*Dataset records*
┏━━
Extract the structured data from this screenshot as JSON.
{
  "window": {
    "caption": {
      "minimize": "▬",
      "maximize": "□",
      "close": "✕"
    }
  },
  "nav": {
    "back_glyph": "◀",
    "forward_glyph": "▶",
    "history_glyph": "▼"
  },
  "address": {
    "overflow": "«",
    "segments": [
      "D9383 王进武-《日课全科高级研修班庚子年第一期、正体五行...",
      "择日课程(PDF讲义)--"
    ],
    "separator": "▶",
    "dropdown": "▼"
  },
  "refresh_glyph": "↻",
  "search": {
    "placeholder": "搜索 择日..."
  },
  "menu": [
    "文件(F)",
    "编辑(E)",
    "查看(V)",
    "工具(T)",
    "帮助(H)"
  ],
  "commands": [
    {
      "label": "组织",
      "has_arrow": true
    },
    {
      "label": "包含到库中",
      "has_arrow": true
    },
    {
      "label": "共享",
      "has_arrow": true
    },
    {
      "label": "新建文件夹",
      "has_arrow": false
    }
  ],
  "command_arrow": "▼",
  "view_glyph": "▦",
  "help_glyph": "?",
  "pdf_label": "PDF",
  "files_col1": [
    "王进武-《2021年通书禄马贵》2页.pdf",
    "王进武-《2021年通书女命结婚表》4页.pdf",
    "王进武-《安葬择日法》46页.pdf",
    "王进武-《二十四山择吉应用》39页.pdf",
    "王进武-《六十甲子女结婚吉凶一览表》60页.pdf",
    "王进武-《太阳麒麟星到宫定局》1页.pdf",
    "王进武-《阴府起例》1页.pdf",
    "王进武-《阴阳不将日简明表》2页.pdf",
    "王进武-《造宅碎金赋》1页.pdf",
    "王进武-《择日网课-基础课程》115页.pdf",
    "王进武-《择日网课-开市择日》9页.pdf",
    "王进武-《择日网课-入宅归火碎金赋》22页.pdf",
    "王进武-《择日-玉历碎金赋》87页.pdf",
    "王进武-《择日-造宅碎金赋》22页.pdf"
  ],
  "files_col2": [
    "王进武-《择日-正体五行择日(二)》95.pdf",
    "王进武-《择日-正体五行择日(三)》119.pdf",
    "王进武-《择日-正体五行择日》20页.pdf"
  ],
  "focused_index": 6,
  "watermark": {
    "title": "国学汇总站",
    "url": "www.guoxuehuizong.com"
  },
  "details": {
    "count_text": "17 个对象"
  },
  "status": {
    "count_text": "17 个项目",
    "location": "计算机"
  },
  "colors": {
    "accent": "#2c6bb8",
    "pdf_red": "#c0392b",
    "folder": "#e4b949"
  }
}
┗━━
*Problem description*
Gather up the lines that contain the word "择日网课".

*Correct answer*
    "王进武-《择日网课-基础课程》115页.pdf",
    "王进武-《择日网课-开市择日》9页.pdf",
    "王进武-《择日网课-入宅归火碎金赋》22页.pdf",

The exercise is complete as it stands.